## PROVIDED ENTRIES:
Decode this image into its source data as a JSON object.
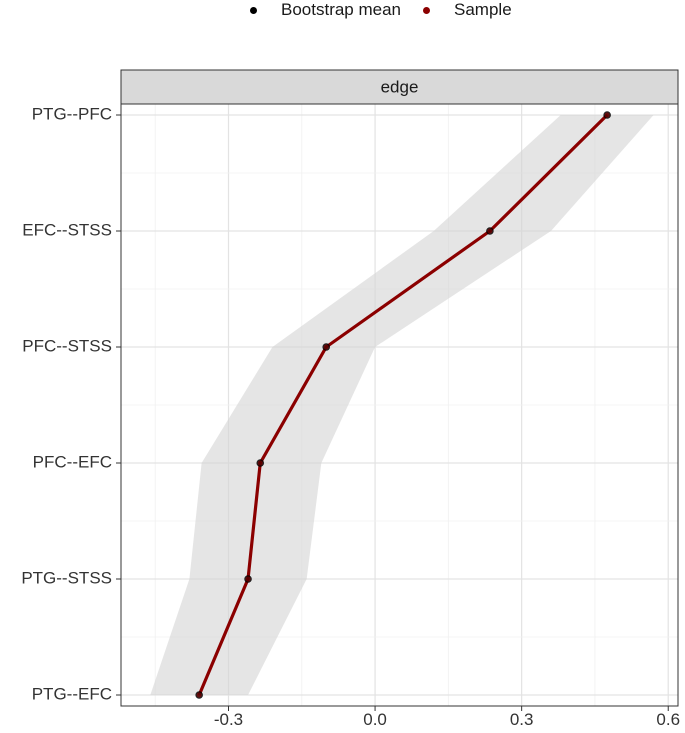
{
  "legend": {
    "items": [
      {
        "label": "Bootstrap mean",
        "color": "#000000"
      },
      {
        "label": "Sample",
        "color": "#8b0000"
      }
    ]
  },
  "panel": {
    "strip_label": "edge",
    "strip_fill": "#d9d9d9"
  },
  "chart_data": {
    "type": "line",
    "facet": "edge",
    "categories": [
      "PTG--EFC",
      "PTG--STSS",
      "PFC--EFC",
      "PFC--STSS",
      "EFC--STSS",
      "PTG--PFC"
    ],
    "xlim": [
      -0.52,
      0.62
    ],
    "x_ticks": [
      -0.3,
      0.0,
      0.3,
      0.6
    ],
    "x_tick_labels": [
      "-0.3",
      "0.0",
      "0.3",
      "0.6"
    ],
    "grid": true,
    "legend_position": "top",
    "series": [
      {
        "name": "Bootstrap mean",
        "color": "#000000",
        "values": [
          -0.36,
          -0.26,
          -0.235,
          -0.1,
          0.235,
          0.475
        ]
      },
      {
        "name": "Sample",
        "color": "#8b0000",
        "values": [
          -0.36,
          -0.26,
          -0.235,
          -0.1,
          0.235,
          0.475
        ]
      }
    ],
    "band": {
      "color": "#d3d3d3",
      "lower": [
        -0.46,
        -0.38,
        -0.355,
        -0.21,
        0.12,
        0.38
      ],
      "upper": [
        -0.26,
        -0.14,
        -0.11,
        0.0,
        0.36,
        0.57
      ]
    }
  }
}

## WHAT THE TASK ASKS:
Write out each line of the data that holds the string "Bootstrap".

## WRITTEN SOLUTION:
        "label": "Bootstrap mean",
        "name": "Bootstrap mean",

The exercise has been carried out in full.